- _Problem requirements_: Quote exactly, and only, the lines from the one containing "What text is on this page?" through the end of the material below. Skip pictures.

- _Data entries_:
+---+

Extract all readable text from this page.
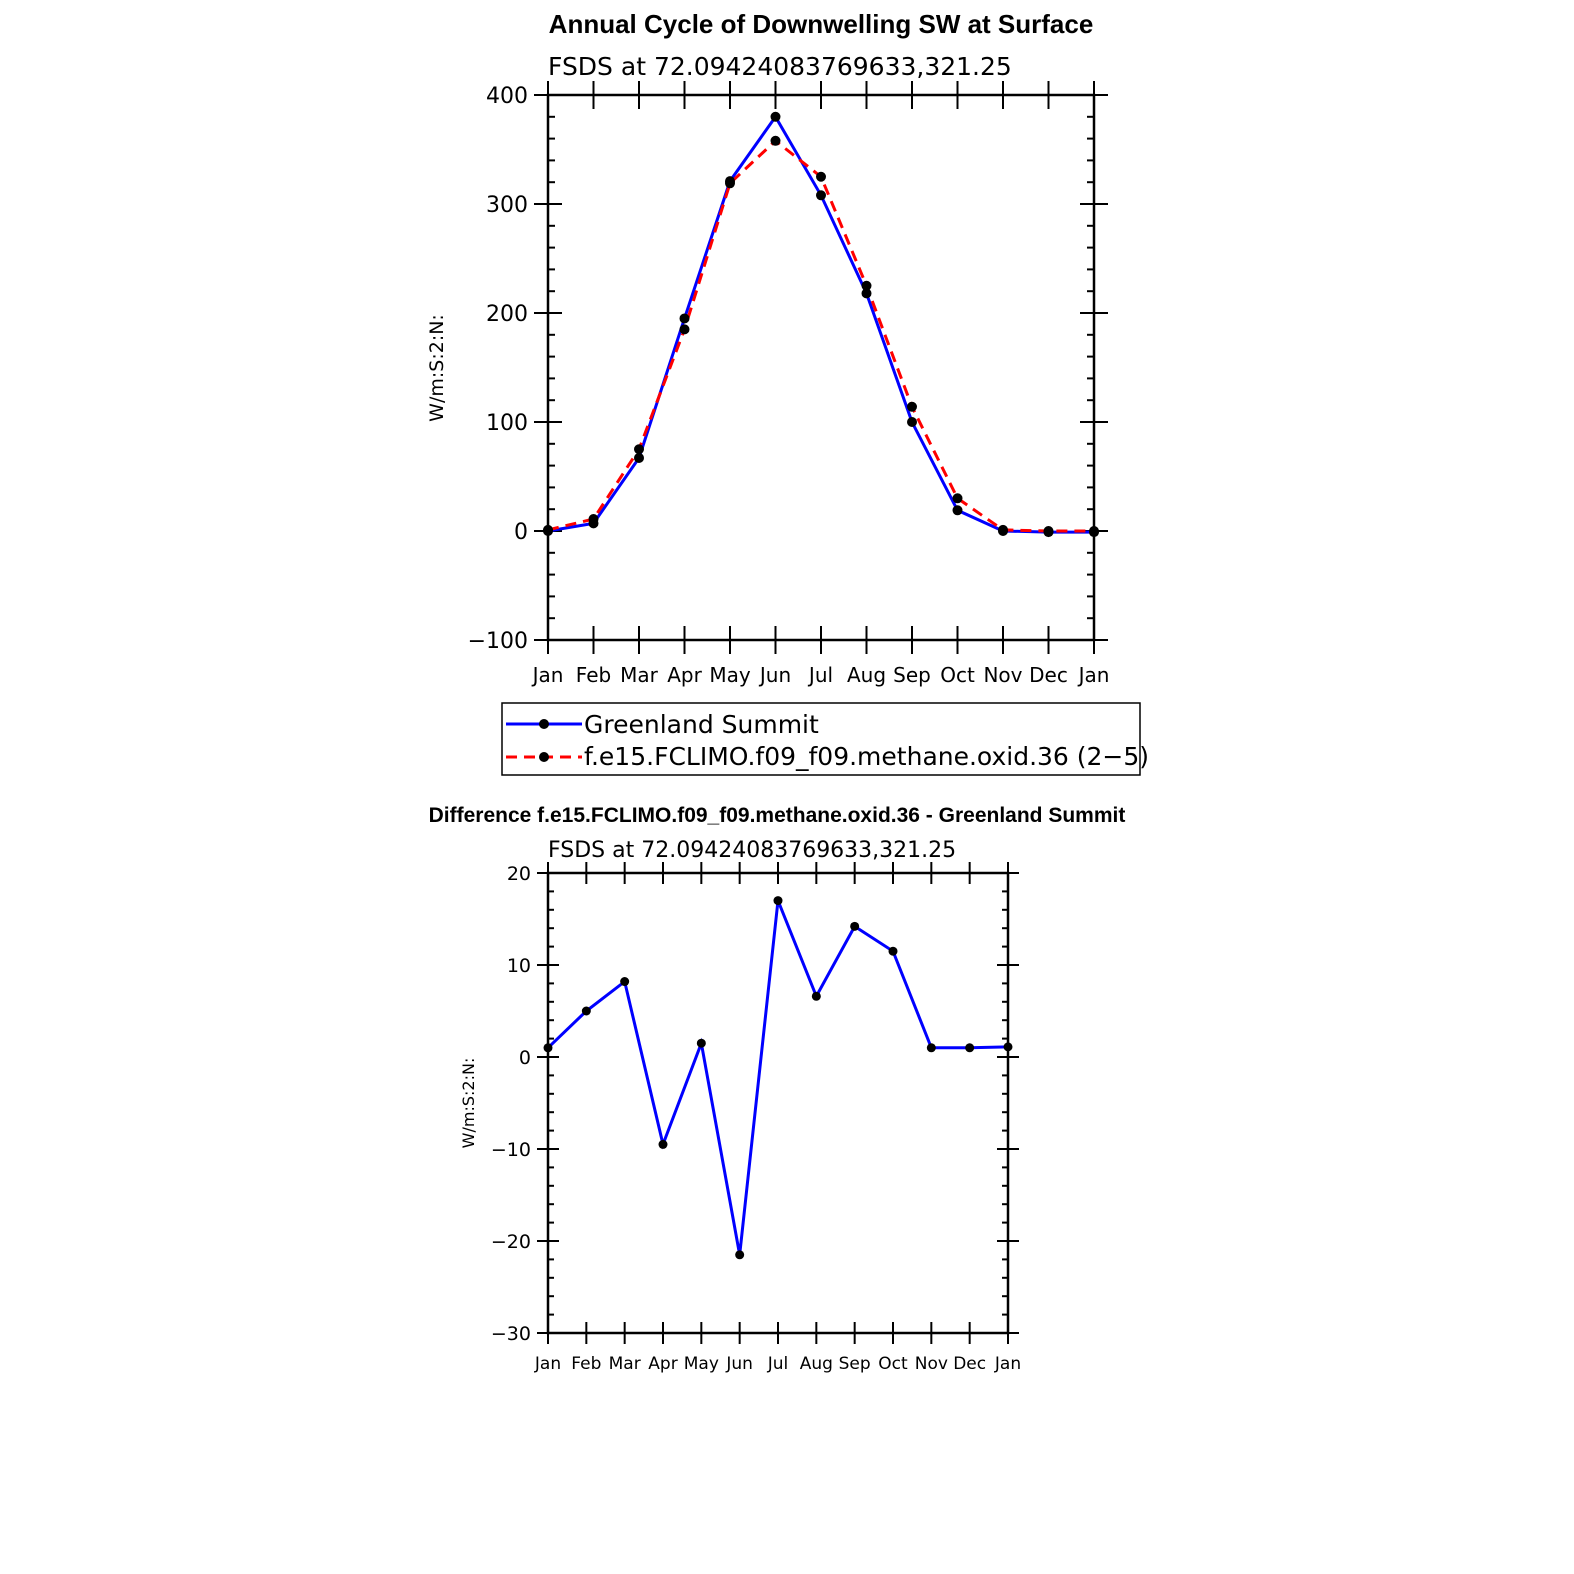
Annual Cycle of Downwelling SW at Surface
FSDS at 72.09424083769633,321.25
W/m:S:2:N:
−100
0
100
200
300
400
Jan Feb Mar Apr May Jun Jul Aug Sep Oct Nov Dec Jan
Greenland Summit
f.e15.FCLIMO.f09_f09.methane.oxid.36 (2−5)
Difference f.e15.FCLIMO.f09_f09.methane.oxid.36 - Greenland Summit
FSDS at 72.09424083769633,321.25
W/m:S:2:N:
−30
−20
−10
0
10
20
Jan Feb Mar Apr May Jun Jul Aug Sep Oct Nov Dec Jan
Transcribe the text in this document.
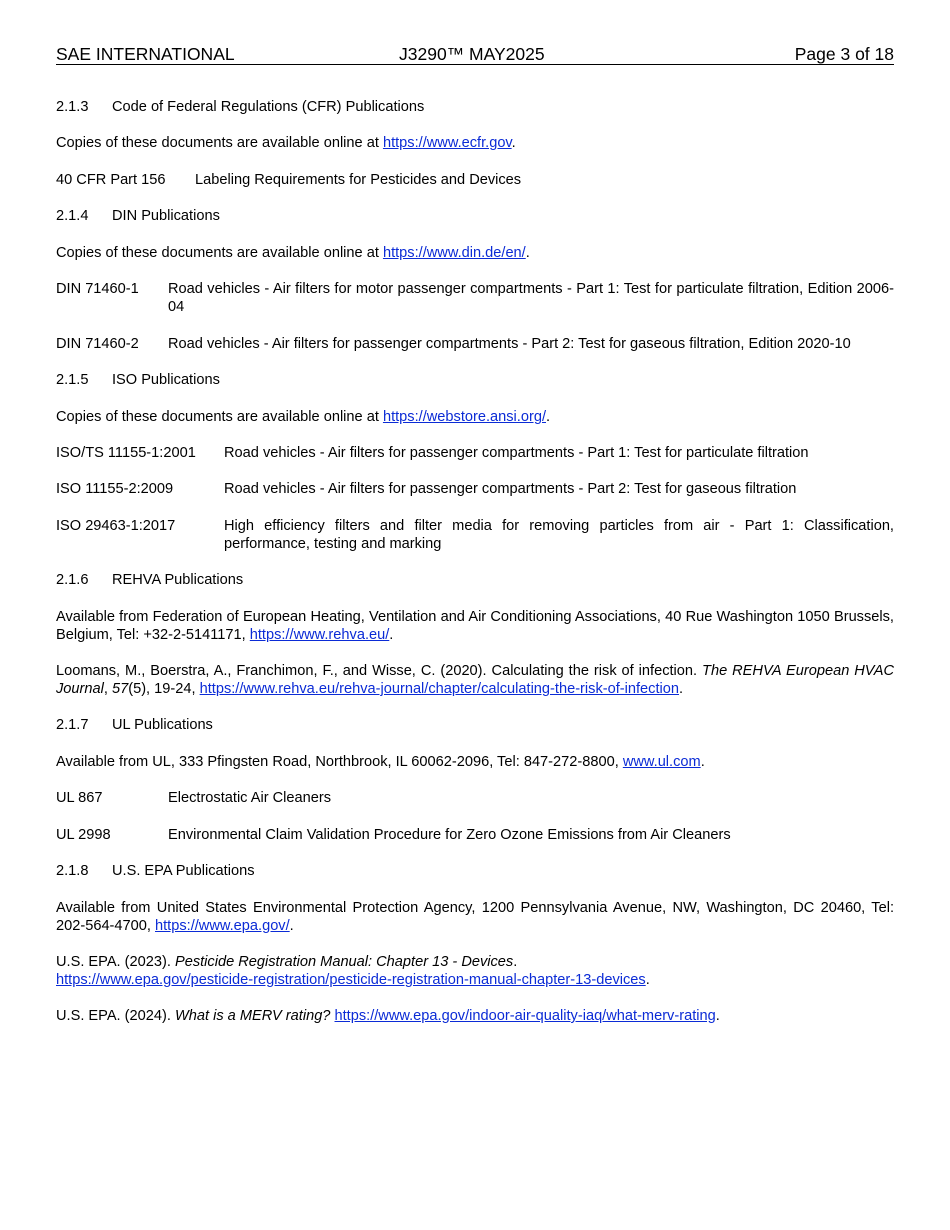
SAE INTERNATIONAL	J3290™ MAY2025	Page 3 of 18
2.1.3 Code of Federal Regulations (CFR) Publications
Copies of these documents are available online at https://www.ecfr.gov.
40 CFR Part 156 Labeling Requirements for Pesticides and Devices
2.1.4 DIN Publications
Copies of these documents are available online at https://www.din.de/en/.
DIN 71460-1 Road vehicles - Air filters for motor passenger compartments - Part 1: Test for particulate filtration, Edition 2006-04
DIN 71460-2 Road vehicles - Air filters for passenger compartments - Part 2: Test for gaseous filtration, Edition 2020-10
2.1.5 ISO Publications
Copies of these documents are available online at https://webstore.ansi.org/.
ISO/TS 11155-1:2001 Road vehicles - Air filters for passenger compartments - Part 1: Test for particulate filtration
ISO 11155-2:2009	Road vehicles - Air filters for passenger compartments - Part 2: Test for gaseous filtration
ISO 29463-1:2017	High efficiency filters and filter media for removing particles from air - Part 1: Classification, performance, testing and marking
2.1.6 REHVA Publications
Available from Federation of European Heating, Ventilation and Air Conditioning Associations, 40 Rue Washington 1050 Brussels, Belgium, Tel: +32-2-5141171, https://www.rehva.eu/.
Loomans, M., Boerstra, A., Franchimon, F., and Wisse, C. (2020). Calculating the risk of infection. The REHVA European HVAC Journal, 57(5), 19-24, https://www.rehva.eu/rehva-journal/chapter/calculating-the-risk-of-infection.
2.1.7 UL Publications
Available from UL, 333 Pfingsten Road, Northbrook, IL 60062-2096, Tel: 847-272-8800, www.ul.com.
UL 867	Electrostatic Air Cleaners
UL 2998	Environmental Claim Validation Procedure for Zero Ozone Emissions from Air Cleaners
2.1.8 U.S. EPA Publications
Available from United States Environmental Protection Agency, 1200 Pennsylvania Avenue, NW, Washington, DC 20460, Tel: 202-564-4700, https://www.epa.gov/.
U.S. EPA. (2023). Pesticide Registration Manual: Chapter 13 - Devices.
https://www.epa.gov/pesticide-registration/pesticide-registration-manual-chapter-13-devices.
U.S. EPA. (2024). What is a MERV rating? https://www.epa.gov/indoor-air-quality-iaq/what-merv-rating.
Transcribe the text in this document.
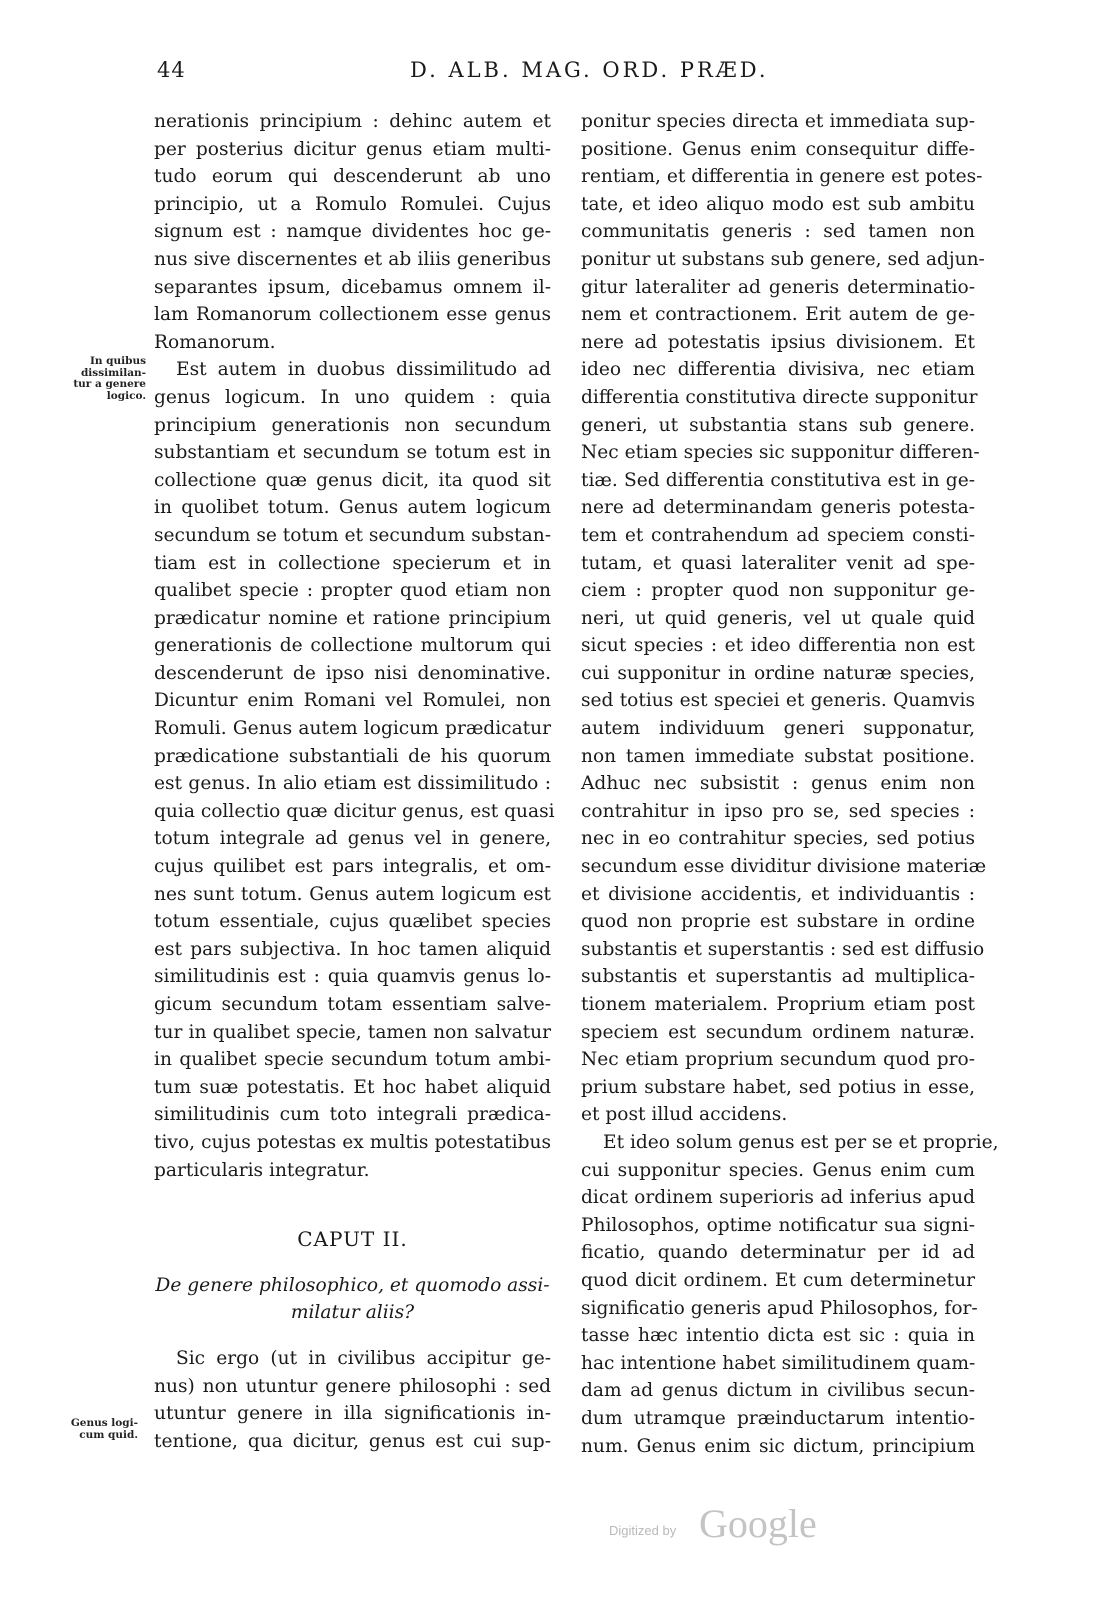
44	D. ALB. MAG. ORD. PRÆD.
In quibus
dissimilan-
tur a genere
logico.
Genus logi-
cum quid.
nerationis principium : dehinc autem et
per posterius dicitur genus etiam multi-
tudo eorum qui descenderunt ab uno
principio, ut a Romulo Romulei. Cujus
signum est : namque dividentes hoc ge-
nus sive discernentes et ab iliis generibus
separantes ipsum, dicebamus omnem il-
lam Romanorum collectionem esse genus
Romanorum.
Est autem in duobus dissimilitudo ad
genus logicum. In uno quidem : quia
principium generationis non secundum
substantiam et secundum se totum est in
collectione quæ genus dicit, ita quod sit
in quolibet totum. Genus autem logicum
secundum se totum et secundum substan-
tiam est in collectione specierum et in
qualibet specie : propter quod etiam non
prædicatur nomine et ratione principium
generationis de collectione multorum qui
descenderunt de ipso nisi denominative.
Dicuntur enim Romani vel Romulei, non
Romuli. Genus autem logicum prædicatur
prædicatione substantiali de his quorum
est genus. In alio etiam est dissimilitudo :
quia collectio quæ dicitur genus, est quasi
totum integrale ad genus vel in genere,
cujus quilibet est pars integralis, et om-
nes sunt totum. Genus autem logicum est
totum essentiale, cujus quælibet species
est pars subjectiva. In hoc tamen aliquid
similitudinis est : quia quamvis genus lo-
gicum secundum totam essentiam salve-
tur in qualibet specie, tamen non salvatur
in qualibet specie secundum totum ambi-
tum suæ potestatis. Et hoc habet aliquid
similitudinis cum toto integrali prædica-
tivo, cujus potestas ex multis potestatibus
particularis integratur.
CAPUT II.
De genere philosophico, et quomodo assi-
milatur aliis?
Sic ergo (ut in civilibus accipitur ge-
nus) non utuntur genere philosophi : sed
utuntur genere in illa significationis in-
tentione, qua dicitur, genus est cui sup-
ponitur species directa et immediata sup-
positione. Genus enim consequitur diffe-
rentiam, et differentia in genere est potes-
tate, et ideo aliquo modo est sub ambitu
communitatis generis : sed tamen non
ponitur ut substans sub genere, sed adjun-
gitur lateraliter ad generis determinatio-
nem et contractionem. Erit autem de ge-
nere ad potestatis ipsius divisionem. Et
ideo nec differentia divisiva, nec etiam
differentia constitutiva directe supponitur
generi, ut substantia stans sub genere.
Nec etiam species sic supponitur differen-
tiæ. Sed differentia constitutiva est in ge-
nere ad determinandam generis potesta-
tem et contrahendum ad speciem consti-
tutam, et quasi lateraliter venit ad spe-
ciem : propter quod non supponitur ge-
neri, ut quid generis, vel ut quale quid
sicut species : et ideo differentia non est
cui supponitur in ordine naturæ species,
sed totius est speciei et generis. Quamvis
autem individuum generi supponatur,
non tamen immediate substat positione.
Adhuc nec subsistit : genus enim non
contrahitur in ipso pro se, sed species :
nec in eo contrahitur species, sed potius
secundum esse dividitur divisione materiæ
et divisione accidentis, et individuantis :
quod non proprie est substare in ordine
substantis et superstantis : sed est diffusio
substantis et superstantis ad multiplica-
tionem materialem. Proprium etiam post
speciem est secundum ordinem naturæ.
Nec etiam proprium secundum quod pro-
prium substare habet, sed potius in esse,
et post illud accidens.
Et ideo solum genus est per se et proprie,
cui supponitur species. Genus enim cum
dicat ordinem superioris ad inferius apud
Philosophos, optime notificatur sua signi-
ficatio, quando determinatur per id ad
quod dicit ordinem. Et cum determinetur
significatio generis apud Philosophos, for-
tasse hæc intentio dicta est sic : quia in
hac intentione habet similitudinem quam-
dam ad genus dictum in civilibus secun-
dum utramque præinductarum intentio-
num. Genus enim sic dictum, principium
Digitized by Google
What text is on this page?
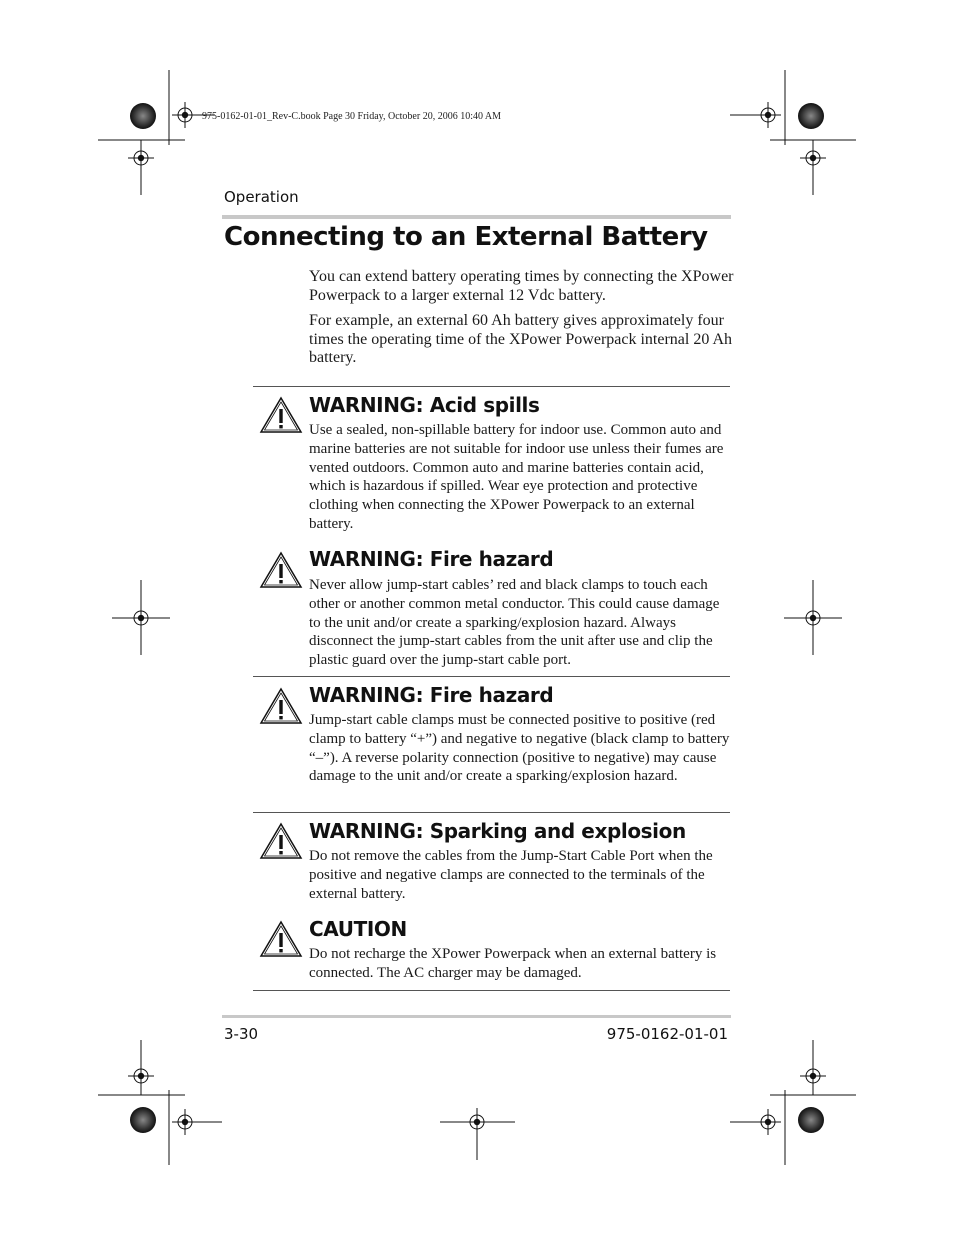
975-0162-01-01_Rev-C.book Page 30 Friday, October 20, 2006 10:40 AM
Operation
Connecting to an External Battery

You can extend battery operating times by connecting the XPower Powerpack to a larger external 12 Vdc battery.

For example, an external 60 Ah battery gives approximately four times the operating time of the XPower Powerpack internal 20 Ah battery.

WARNING: Acid spills

Use a sealed, non-spillable battery for indoor use. Common auto and marine batteries are not suitable for indoor use unless their fumes are vented outdoors. Common auto and marine batteries contain acid, which is hazardous if spilled. Wear eye protection and protective clothing when connecting the XPower Powerpack to an external battery.

WARNING: Fire hazard

Never allow jump-start cables’ red and black clamps to touch each other or another common metal conductor. This could cause damage to the unit and/or create a sparking/explosion hazard. Always disconnect the jump-start cables from the unit after use and clip the plastic guard over the jump-start cable port.

WARNING: Fire hazard

Jump-start cable clamps must be connected positive to positive (red clamp to battery “+”) and negative to negative (black clamp to battery “–”). A reverse polarity connection (positive to negative) may cause damage to the unit and/or create a sparking/explosion hazard.

WARNING: Sparking and explosion

Do not remove the cables from the Jump-Start Cable Port when the positive and negative clamps are connected to the terminals of the external battery.

CAUTION

Do not recharge the XPower Powerpack when an external battery is connected. The AC charger may be damaged.

3-30	975-0162-01-01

+---+

- _Expected output_:
What text is on this page?
975-0162-01-01_Rev-C.book Page 30 Friday, October 20, 2006 10:40 AM
Operation
Connecting to an External Battery

You can extend battery operating times by connecting the XPower Powerpack to a larger external 12 Vdc battery.

For example, an external 60 Ah battery gives approximately four times the operating time of the XPower Powerpack internal 20 Ah battery.

WARNING: Acid spills

Use a sealed, non-spillable battery for indoor use. Common auto and marine batteries are not suitable for indoor use unless their fumes are vented outdoors. Common auto and marine batteries contain acid, which is hazardous if spilled. Wear eye protection and protective clothing when connecting the XPower Powerpack to an external battery.

WARNING: Fire hazard

Never allow jump-start cables’ red and black clamps to touch each other or another common metal conductor. This could cause damage to the unit and/or create a sparking/explosion hazard. Always disconnect the jump-start cables from the unit after use and clip the plastic guard over the jump-start cable port.

WARNING: Fire hazard

Jump-start cable clamps must be connected positive to positive (red clamp to battery “+”) and negative to negative (black clamp to battery “–”). A reverse polarity connection (positive to negative) may cause damage to the unit and/or create a sparking/explosion hazard.

WARNING: Sparking and explosion

Do not remove the cables from the Jump-Start Cable Port when the positive and negative clamps are connected to the terminals of the external battery.

CAUTION

Do not recharge the XPower Powerpack when an external battery is connected. The AC charger may be damaged.

3-30	975-0162-01-01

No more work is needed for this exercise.